*Problem details*: Exactly reproduce the lines from the line bearing "Enumerate this screenshot's" through the end of the listing, inclusive of both; pictures are to be omitted.

[BEGIN Data to use]

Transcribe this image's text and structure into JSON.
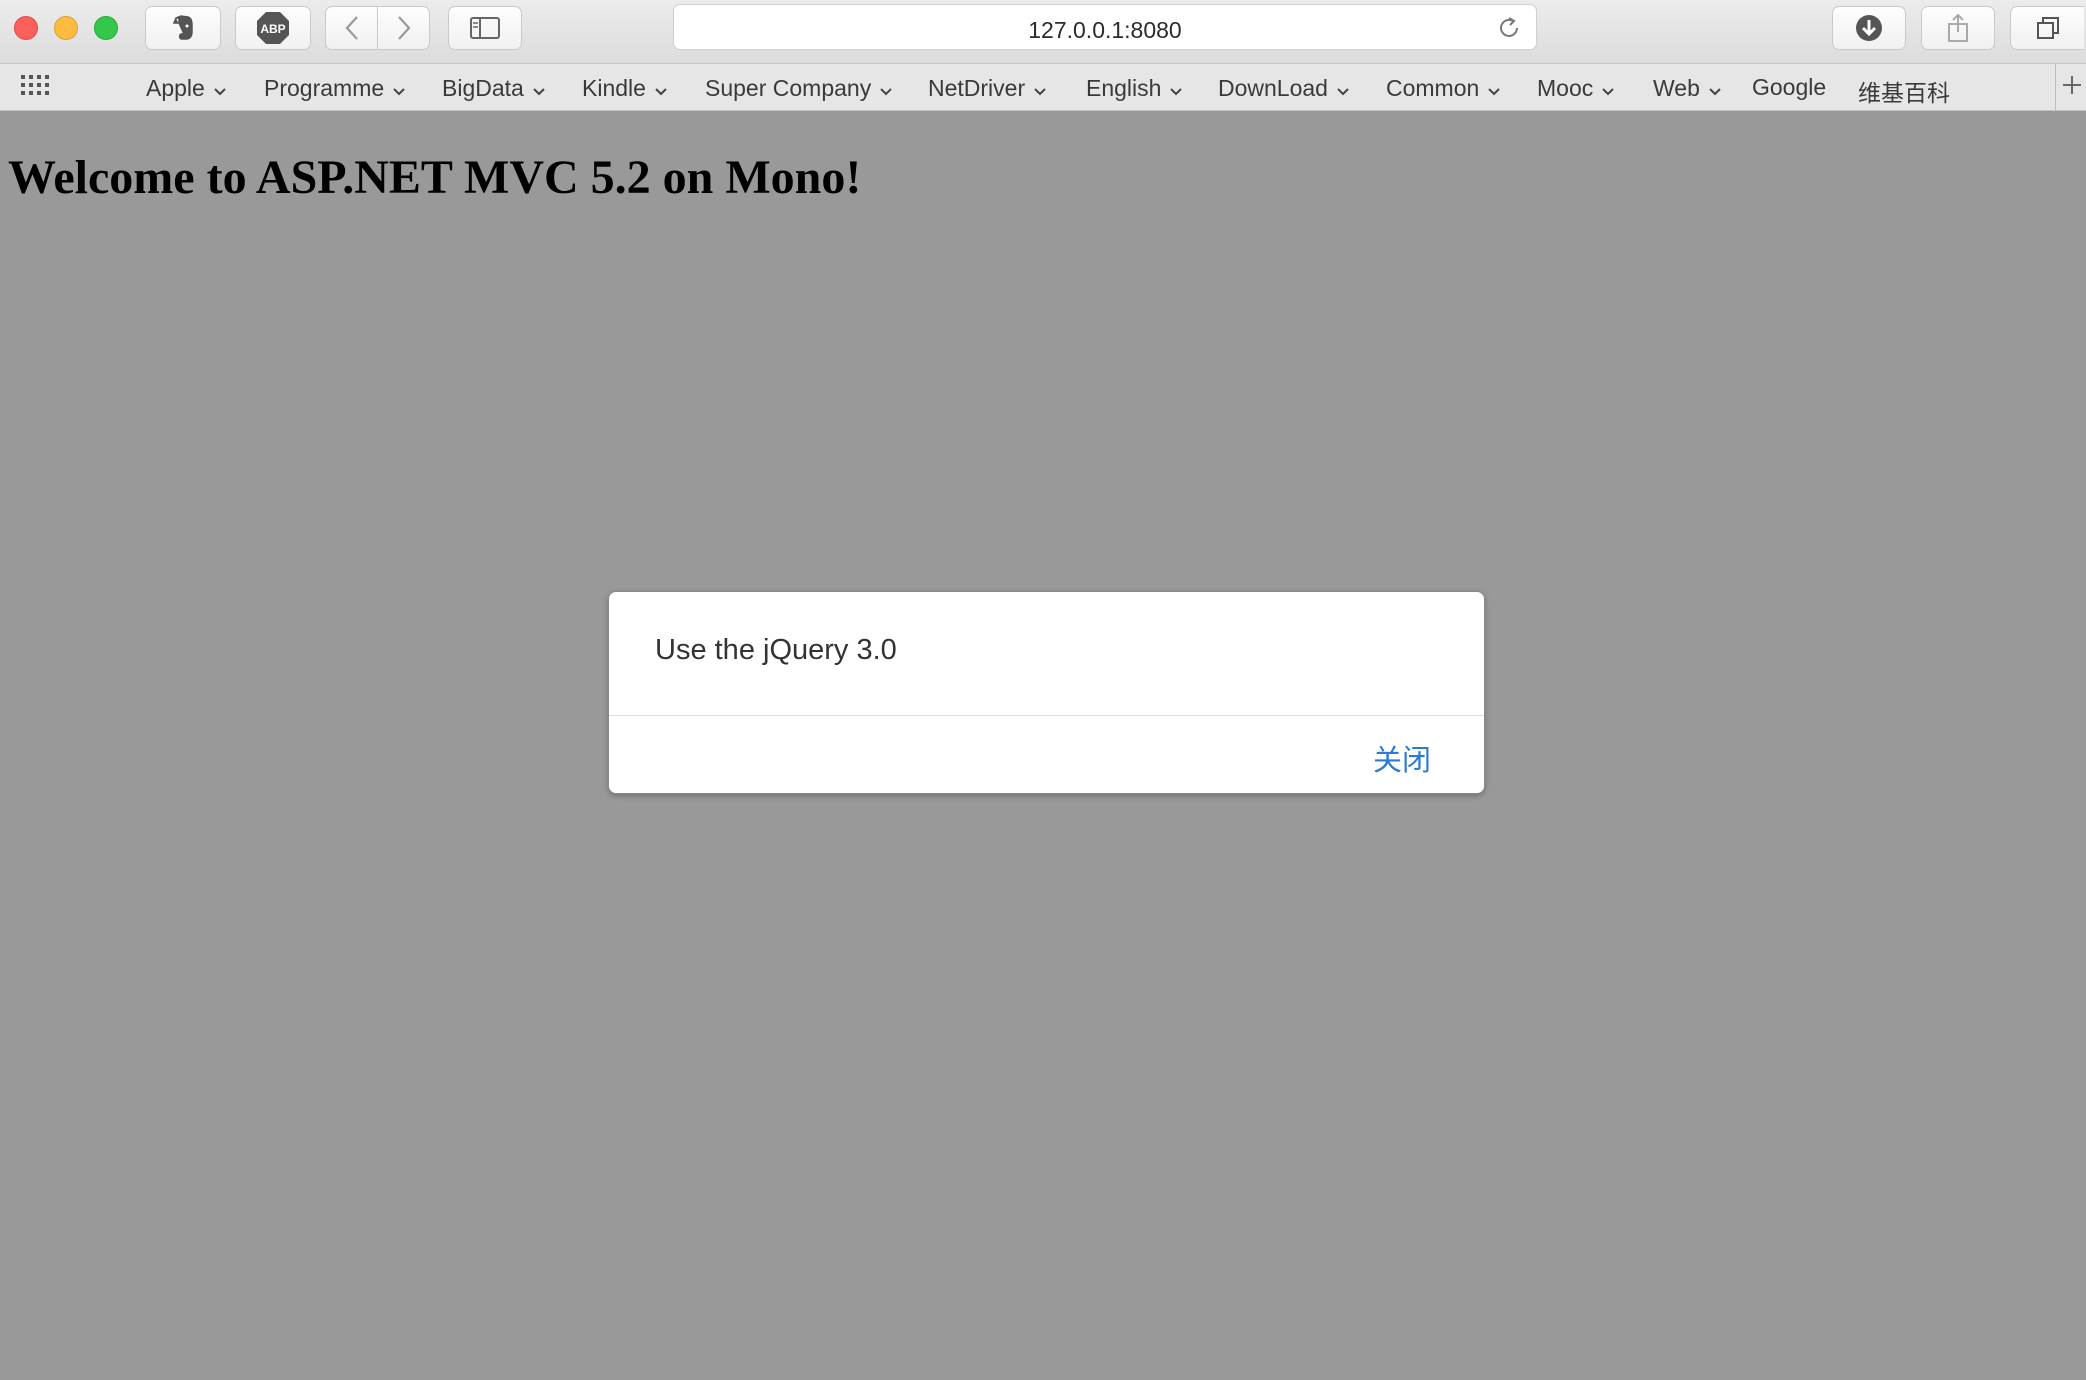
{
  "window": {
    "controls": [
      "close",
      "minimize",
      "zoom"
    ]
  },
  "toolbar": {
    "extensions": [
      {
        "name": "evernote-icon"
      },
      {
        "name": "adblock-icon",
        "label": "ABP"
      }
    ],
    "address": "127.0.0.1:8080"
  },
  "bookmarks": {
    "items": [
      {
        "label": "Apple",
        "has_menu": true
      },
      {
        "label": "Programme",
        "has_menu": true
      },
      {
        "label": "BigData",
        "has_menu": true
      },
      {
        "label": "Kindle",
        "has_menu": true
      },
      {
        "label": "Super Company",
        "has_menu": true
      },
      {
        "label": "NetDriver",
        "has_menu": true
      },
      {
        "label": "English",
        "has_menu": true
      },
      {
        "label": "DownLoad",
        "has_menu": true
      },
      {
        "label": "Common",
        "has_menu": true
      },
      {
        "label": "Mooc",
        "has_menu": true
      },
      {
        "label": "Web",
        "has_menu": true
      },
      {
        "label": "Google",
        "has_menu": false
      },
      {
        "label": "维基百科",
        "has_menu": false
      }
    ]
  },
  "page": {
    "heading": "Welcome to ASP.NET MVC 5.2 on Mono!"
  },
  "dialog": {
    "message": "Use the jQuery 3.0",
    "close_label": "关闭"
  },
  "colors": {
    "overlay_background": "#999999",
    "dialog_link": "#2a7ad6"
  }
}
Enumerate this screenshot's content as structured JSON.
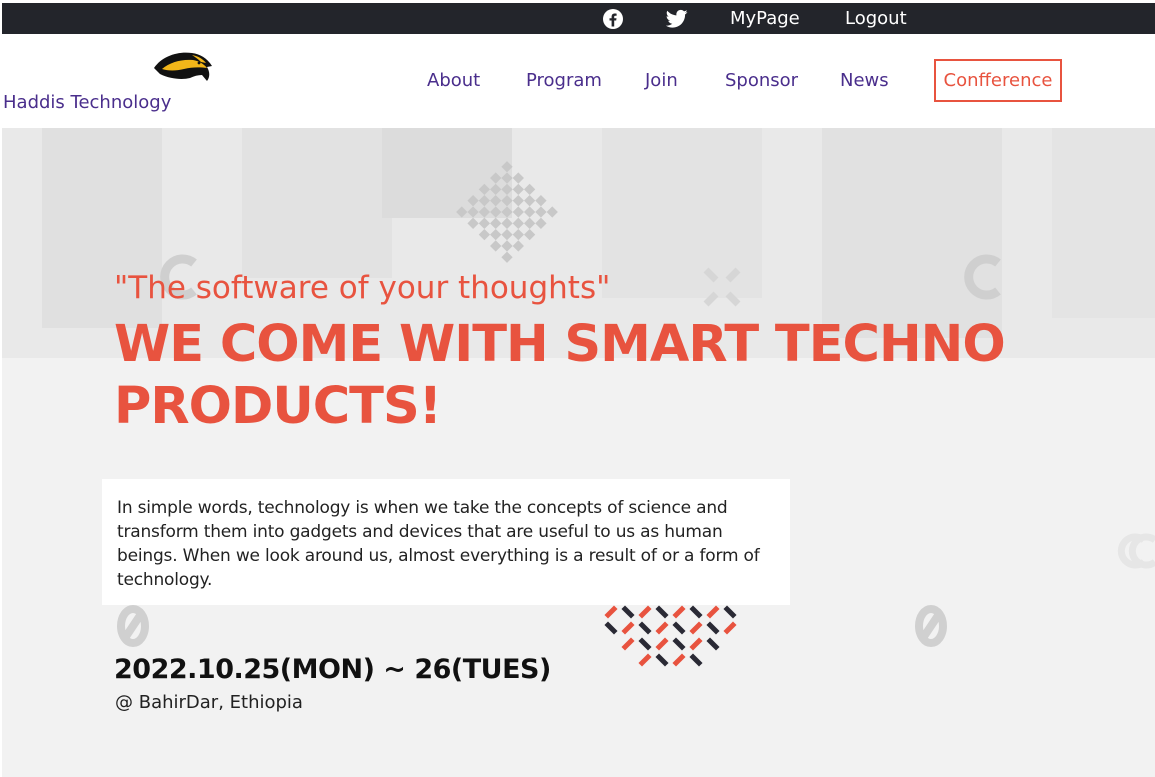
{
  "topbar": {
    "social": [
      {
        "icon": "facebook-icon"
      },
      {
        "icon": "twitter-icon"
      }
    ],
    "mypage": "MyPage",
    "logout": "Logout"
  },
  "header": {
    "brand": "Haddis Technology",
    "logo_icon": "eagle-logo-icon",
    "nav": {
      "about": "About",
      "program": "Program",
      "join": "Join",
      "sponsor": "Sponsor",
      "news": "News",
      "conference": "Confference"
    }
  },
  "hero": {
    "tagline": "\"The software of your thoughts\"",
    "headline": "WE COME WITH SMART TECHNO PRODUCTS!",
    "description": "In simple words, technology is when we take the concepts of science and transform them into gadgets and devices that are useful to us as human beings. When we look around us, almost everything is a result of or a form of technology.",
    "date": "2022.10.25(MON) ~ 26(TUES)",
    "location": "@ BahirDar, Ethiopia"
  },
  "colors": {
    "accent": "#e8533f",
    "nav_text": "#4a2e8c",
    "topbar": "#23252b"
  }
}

[END Data to use]

*Solution to this problem*:
Enumerate this screenshot's content as structured JSON.
{
  "topbar": {
    "social": [
      {
        "icon": "facebook-icon"
      },
      {
        "icon": "twitter-icon"
      }
    ],
    "mypage": "MyPage",
    "logout": "Logout"
  },
  "header": {
    "brand": "Haddis Technology",
    "logo_icon": "eagle-logo-icon",
    "nav": {
      "about": "About",
      "program": "Program",
      "join": "Join",
      "sponsor": "Sponsor",
      "news": "News",
      "conference": "Confference"
    }
  },
  "hero": {
    "tagline": "\"The software of your thoughts\"",
    "headline": "WE COME WITH SMART TECHNO PRODUCTS!",
    "description": "In simple words, technology is when we take the concepts of science and transform them into gadgets and devices that are useful to us as human beings. When we look around us, almost everything is a result of or a form of technology.",
    "date": "2022.10.25(MON) ~ 26(TUES)",
    "location": "@ BahirDar, Ethiopia"
  },
  "colors": {
    "accent": "#e8533f",
    "nav_text": "#4a2e8c",
    "topbar": "#23252b"
  }
}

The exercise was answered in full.